SET TASK =>
Return all of the entries exactly, with nothing added or left out.

^^^^^^^^^^^^^^^^

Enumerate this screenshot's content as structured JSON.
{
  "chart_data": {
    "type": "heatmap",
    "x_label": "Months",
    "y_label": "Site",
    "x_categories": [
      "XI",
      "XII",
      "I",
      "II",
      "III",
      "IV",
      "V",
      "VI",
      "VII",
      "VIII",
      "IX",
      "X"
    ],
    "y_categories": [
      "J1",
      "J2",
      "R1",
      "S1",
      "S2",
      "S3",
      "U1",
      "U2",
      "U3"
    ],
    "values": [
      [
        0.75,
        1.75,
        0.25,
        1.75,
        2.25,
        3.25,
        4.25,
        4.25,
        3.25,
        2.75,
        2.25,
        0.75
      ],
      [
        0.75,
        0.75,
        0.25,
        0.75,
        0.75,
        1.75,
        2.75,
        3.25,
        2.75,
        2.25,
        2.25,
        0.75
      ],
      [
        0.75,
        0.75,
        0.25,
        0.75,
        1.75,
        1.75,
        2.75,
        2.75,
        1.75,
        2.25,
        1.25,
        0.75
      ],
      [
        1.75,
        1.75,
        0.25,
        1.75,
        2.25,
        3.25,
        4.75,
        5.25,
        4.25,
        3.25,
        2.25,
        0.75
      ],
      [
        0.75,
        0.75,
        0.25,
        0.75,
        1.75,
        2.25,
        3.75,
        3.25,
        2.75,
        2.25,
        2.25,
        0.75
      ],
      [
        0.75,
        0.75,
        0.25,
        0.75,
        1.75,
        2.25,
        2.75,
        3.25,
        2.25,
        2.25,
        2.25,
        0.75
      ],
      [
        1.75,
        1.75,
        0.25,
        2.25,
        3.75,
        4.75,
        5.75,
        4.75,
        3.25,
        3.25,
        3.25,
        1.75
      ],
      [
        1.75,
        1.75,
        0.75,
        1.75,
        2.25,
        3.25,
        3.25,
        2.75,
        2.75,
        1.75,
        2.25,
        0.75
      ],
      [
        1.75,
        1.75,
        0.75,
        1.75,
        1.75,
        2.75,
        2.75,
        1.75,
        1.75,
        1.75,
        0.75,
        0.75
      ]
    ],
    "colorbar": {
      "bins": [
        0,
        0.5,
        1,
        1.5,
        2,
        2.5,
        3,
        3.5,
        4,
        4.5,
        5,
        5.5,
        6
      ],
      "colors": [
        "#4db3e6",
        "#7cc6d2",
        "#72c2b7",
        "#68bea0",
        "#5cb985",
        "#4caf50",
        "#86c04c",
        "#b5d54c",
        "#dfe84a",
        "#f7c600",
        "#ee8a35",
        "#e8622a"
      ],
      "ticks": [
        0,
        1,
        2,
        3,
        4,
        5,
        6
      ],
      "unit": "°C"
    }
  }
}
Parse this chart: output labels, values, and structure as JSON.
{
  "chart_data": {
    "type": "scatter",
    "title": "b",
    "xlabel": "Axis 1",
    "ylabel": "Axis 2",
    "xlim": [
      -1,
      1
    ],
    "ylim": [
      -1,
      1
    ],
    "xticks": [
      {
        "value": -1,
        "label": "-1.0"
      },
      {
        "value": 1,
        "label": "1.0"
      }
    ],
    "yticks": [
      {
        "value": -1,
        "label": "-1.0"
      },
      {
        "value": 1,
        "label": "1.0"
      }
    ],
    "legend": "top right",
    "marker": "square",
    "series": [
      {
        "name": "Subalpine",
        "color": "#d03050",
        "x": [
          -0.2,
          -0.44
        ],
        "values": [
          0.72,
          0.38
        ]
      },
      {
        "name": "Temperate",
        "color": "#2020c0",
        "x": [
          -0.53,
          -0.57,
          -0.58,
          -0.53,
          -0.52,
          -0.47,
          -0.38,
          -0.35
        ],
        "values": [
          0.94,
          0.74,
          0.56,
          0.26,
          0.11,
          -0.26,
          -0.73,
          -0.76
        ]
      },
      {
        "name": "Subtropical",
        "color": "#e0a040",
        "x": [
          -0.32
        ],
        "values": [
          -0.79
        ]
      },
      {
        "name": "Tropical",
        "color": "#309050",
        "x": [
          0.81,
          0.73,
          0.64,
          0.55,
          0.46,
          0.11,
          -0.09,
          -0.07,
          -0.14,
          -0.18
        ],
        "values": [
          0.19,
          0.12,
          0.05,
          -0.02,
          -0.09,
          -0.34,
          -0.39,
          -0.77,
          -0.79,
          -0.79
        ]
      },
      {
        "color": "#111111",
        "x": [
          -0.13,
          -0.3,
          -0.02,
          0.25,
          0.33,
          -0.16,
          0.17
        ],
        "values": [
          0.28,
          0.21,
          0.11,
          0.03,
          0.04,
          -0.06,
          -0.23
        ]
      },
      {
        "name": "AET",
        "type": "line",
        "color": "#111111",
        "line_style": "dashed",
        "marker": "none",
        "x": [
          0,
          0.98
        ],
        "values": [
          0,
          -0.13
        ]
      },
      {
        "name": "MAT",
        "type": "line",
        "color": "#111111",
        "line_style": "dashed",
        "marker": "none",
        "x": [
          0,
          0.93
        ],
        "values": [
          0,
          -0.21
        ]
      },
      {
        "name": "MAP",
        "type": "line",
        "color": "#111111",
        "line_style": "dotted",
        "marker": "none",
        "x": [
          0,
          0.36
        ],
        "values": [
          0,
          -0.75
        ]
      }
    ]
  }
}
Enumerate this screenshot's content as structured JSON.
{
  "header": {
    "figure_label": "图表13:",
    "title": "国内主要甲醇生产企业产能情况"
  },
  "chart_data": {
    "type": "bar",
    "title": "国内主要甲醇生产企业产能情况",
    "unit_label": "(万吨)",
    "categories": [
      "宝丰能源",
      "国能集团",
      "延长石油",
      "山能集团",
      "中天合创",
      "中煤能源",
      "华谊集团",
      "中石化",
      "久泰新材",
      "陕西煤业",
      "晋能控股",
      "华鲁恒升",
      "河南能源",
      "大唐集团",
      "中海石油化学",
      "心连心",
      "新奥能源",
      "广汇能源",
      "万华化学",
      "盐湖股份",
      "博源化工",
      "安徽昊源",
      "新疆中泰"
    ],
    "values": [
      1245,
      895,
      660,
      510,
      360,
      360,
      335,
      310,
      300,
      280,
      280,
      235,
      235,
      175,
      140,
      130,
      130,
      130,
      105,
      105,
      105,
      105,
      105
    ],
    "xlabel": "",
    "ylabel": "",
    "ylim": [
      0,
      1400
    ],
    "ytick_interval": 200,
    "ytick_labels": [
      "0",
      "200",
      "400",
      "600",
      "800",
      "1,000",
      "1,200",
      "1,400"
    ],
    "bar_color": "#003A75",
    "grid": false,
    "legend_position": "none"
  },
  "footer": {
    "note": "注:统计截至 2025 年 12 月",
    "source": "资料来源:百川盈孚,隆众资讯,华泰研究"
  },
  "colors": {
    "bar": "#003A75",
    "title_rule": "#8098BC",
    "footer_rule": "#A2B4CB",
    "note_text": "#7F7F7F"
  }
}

^^^^^^^^^^^^^^^^

RESPONSE TO THIS TASK =>
Enumerate this screenshot's content as structured JSON.
{
  "chart_data": {
    "type": "heatmap",
    "x_label": "Months",
    "y_label": "Site",
    "x_categories": [
      "XI",
      "XII",
      "I",
      "II",
      "III",
      "IV",
      "V",
      "VI",
      "VII",
      "VIII",
      "IX",
      "X"
    ],
    "y_categories": [
      "J1",
      "J2",
      "R1",
      "S1",
      "S2",
      "S3",
      "U1",
      "U2",
      "U3"
    ],
    "values": [
      [
        0.75,
        1.75,
        0.25,
        1.75,
        2.25,
        3.25,
        4.25,
        4.25,
        3.25,
        2.75,
        2.25,
        0.75
      ],
      [
        0.75,
        0.75,
        0.25,
        0.75,
        0.75,
        1.75,
        2.75,
        3.25,
        2.75,
        2.25,
        2.25,
        0.75
      ],
      [
        0.75,
        0.75,
        0.25,
        0.75,
        1.75,
        1.75,
        2.75,
        2.75,
        1.75,
        2.25,
        1.25,
        0.75
      ],
      [
        1.75,
        1.75,
        0.25,
        1.75,
        2.25,
        3.25,
        4.75,
        5.25,
        4.25,
        3.25,
        2.25,
        0.75
      ],
      [
        0.75,
        0.75,
        0.25,
        0.75,
        1.75,
        2.25,
        3.75,
        3.25,
        2.75,
        2.25,
        2.25,
        0.75
      ],
      [
        0.75,
        0.75,
        0.25,
        0.75,
        1.75,
        2.25,
        2.75,
        3.25,
        2.25,
        2.25,
        2.25,
        0.75
      ],
      [
        1.75,
        1.75,
        0.25,
        2.25,
        3.75,
        4.75,
        5.75,
        4.75,
        3.25,
        3.25,
        3.25,
        1.75
      ],
      [
        1.75,
        1.75,
        0.75,
        1.75,
        2.25,
        3.25,
        3.25,
        2.75,
        2.75,
        1.75,
        2.25,
        0.75
      ],
      [
        1.75,
        1.75,
        0.75,
        1.75,
        1.75,
        2.75,
        2.75,
        1.75,
        1.75,
        1.75,
        0.75,
        0.75
      ]
    ],
    "colorbar": {
      "bins": [
        0,
        0.5,
        1,
        1.5,
        2,
        2.5,
        3,
        3.5,
        4,
        4.5,
        5,
        5.5,
        6
      ],
      "colors": [
        "#4db3e6",
        "#7cc6d2",
        "#72c2b7",
        "#68bea0",
        "#5cb985",
        "#4caf50",
        "#86c04c",
        "#b5d54c",
        "#dfe84a",
        "#f7c600",
        "#ee8a35",
        "#e8622a"
      ],
      "ticks": [
        0,
        1,
        2,
        3,
        4,
        5,
        6
      ],
      "unit": "°C"
    }
  }
}
Parse this chart: output labels, values, and structure as JSON.
{
  "chart_data": {
    "type": "scatter",
    "title": "b",
    "xlabel": "Axis 1",
    "ylabel": "Axis 2",
    "xlim": [
      -1,
      1
    ],
    "ylim": [
      -1,
      1
    ],
    "xticks": [
      {
        "value": -1,
        "label": "-1.0"
      },
      {
        "value": 1,
        "label": "1.0"
      }
    ],
    "yticks": [
      {
        "value": -1,
        "label": "-1.0"
      },
      {
        "value": 1,
        "label": "1.0"
      }
    ],
    "legend": "top right",
    "marker": "square",
    "series": [
      {
        "name": "Subalpine",
        "color": "#d03050",
        "x": [
          -0.2,
          -0.44
        ],
        "values": [
          0.72,
          0.38
        ]
      },
      {
        "name": "Temperate",
        "color": "#2020c0",
        "x": [
          -0.53,
          -0.57,
          -0.58,
          -0.53,
          -0.52,
          -0.47,
          -0.38,
          -0.35
        ],
        "values": [
          0.94,
          0.74,
          0.56,
          0.26,
          0.11,
          -0.26,
          -0.73,
          -0.76
        ]
      },
      {
        "name": "Subtropical",
        "color": "#e0a040",
        "x": [
          -0.32
        ],
        "values": [
          -0.79
        ]
      },
      {
        "name": "Tropical",
        "color": "#309050",
        "x": [
          0.81,
          0.73,
          0.64,
          0.55,
          0.46,
          0.11,
          -0.09,
          -0.07,
          -0.14,
          -0.18
        ],
        "values": [
          0.19,
          0.12,
          0.05,
          -0.02,
          -0.09,
          -0.34,
          -0.39,
          -0.77,
          -0.79,
          -0.79
        ]
      },
      {
        "color": "#111111",
        "x": [
          -0.13,
          -0.3,
          -0.02,
          0.25,
          0.33,
          -0.16,
          0.17
        ],
        "values": [
          0.28,
          0.21,
          0.11,
          0.03,
          0.04,
          -0.06,
          -0.23
        ]
      },
      {
        "name": "AET",
        "type": "line",
        "color": "#111111",
        "line_style": "dashed",
        "marker": "none",
        "x": [
          0,
          0.98
        ],
        "values": [
          0,
          -0.13
        ]
      },
      {
        "name": "MAT",
        "type": "line",
        "color": "#111111",
        "line_style": "dashed",
        "marker": "none",
        "x": [
          0,
          0.93
        ],
        "values": [
          0,
          -0.21
        ]
      },
      {
        "name": "MAP",
        "type": "line",
        "color": "#111111",
        "line_style": "dotted",
        "marker": "none",
        "x": [
          0,
          0.36
        ],
        "values": [
          0,
          -0.75
        ]
      }
    ]
  }
}
Enumerate this screenshot's content as structured JSON.
{
  "header": {
    "figure_label": "图表13:",
    "title": "国内主要甲醇生产企业产能情况"
  },
  "chart_data": {
    "type": "bar",
    "title": "国内主要甲醇生产企业产能情况",
    "unit_label": "(万吨)",
    "categories": [
      "宝丰能源",
      "国能集团",
      "延长石油",
      "山能集团",
      "中天合创",
      "中煤能源",
      "华谊集团",
      "中石化",
      "久泰新材",
      "陕西煤业",
      "晋能控股",
      "华鲁恒升",
      "河南能源",
      "大唐集团",
      "中海石油化学",
      "心连心",
      "新奥能源",
      "广汇能源",
      "万华化学",
      "盐湖股份",
      "博源化工",
      "安徽昊源",
      "新疆中泰"
    ],
    "values": [
      1245,
      895,
      660,
      510,
      360,
      360,
      335,
      310,
      300,
      280,
      280,
      235,
      235,
      175,
      140,
      130,
      130,
      130,
      105,
      105,
      105,
      105,
      105
    ],
    "xlabel": "",
    "ylabel": "",
    "ylim": [
      0,
      1400
    ],
    "ytick_interval": 200,
    "ytick_labels": [
      "0",
      "200",
      "400",
      "600",
      "800",
      "1,000",
      "1,200",
      "1,400"
    ],
    "bar_color": "#003A75",
    "grid": false,
    "legend_position": "none"
  },
  "footer": {
    "note": "注:统计截至 2025 年 12 月",
    "source": "资料来源:百川盈孚,隆众资讯,华泰研究"
  },
  "colors": {
    "bar": "#003A75",
    "title_rule": "#8098BC",
    "footer_rule": "#A2B4CB",
    "note_text": "#7F7F7F"
  }
}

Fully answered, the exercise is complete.